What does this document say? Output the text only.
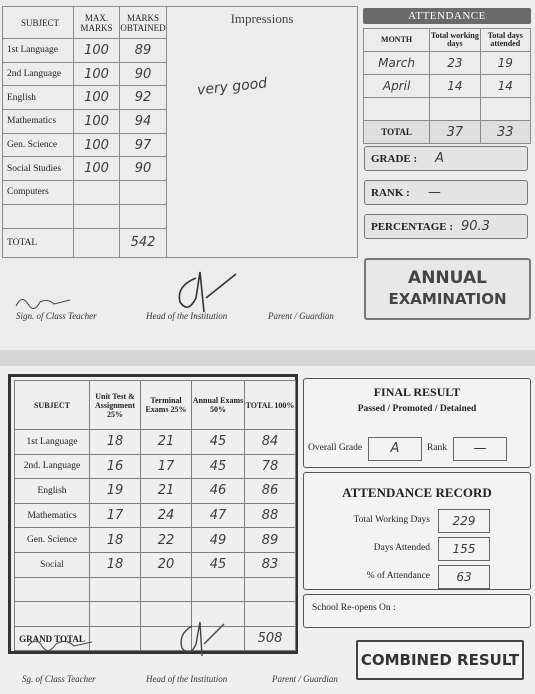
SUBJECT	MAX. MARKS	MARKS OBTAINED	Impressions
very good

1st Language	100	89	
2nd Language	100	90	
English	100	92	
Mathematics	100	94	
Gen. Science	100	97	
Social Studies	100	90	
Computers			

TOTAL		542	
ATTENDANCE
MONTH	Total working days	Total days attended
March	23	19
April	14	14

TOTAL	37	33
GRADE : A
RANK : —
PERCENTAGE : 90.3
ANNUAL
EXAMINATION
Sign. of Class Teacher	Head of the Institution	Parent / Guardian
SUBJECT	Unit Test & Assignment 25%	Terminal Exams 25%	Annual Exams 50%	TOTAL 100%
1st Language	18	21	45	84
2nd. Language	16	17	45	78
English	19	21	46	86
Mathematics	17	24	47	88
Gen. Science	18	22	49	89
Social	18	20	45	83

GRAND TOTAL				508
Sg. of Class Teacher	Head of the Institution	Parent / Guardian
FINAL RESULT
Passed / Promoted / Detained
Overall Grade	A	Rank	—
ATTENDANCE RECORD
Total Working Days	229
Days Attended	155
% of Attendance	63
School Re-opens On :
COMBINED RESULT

◆ ◆ ◆ ◆ ◆ ◆ ◆

> [WHAT TO WORK ON]: Each line above is to be copied verbatim. Drop any image from the copy.

> [FINAL ANSWER]:
What does this document say? Output the text only.
SUBJECT	MAX. MARKS	MARKS OBTAINED	Impressions
very good

1st Language	100	89	
2nd Language	100	90	
English	100	92	
Mathematics	100	94	
Gen. Science	100	97	
Social Studies	100	90	
Computers			

TOTAL		542	
ATTENDANCE
MONTH	Total working days	Total days attended
March	23	19
April	14	14

TOTAL	37	33
GRADE : A
RANK : —
PERCENTAGE : 90.3
ANNUAL
EXAMINATION
Sign. of Class Teacher	Head of the Institution	Parent / Guardian
SUBJECT	Unit Test & Assignment 25%	Terminal Exams 25%	Annual Exams 50%	TOTAL 100%
1st Language	18	21	45	84
2nd. Language	16	17	45	78
English	19	21	46	86
Mathematics	17	24	47	88
Gen. Science	18	22	49	89
Social	18	20	45	83

GRAND TOTAL				508
Sg. of Class Teacher	Head of the Institution	Parent / Guardian
FINAL RESULT
Passed / Promoted / Detained
Overall Grade	A	Rank	—
ATTENDANCE RECORD
Total Working Days	229
Days Attended	155
% of Attendance	63
School Re-opens On :
COMBINED RESULT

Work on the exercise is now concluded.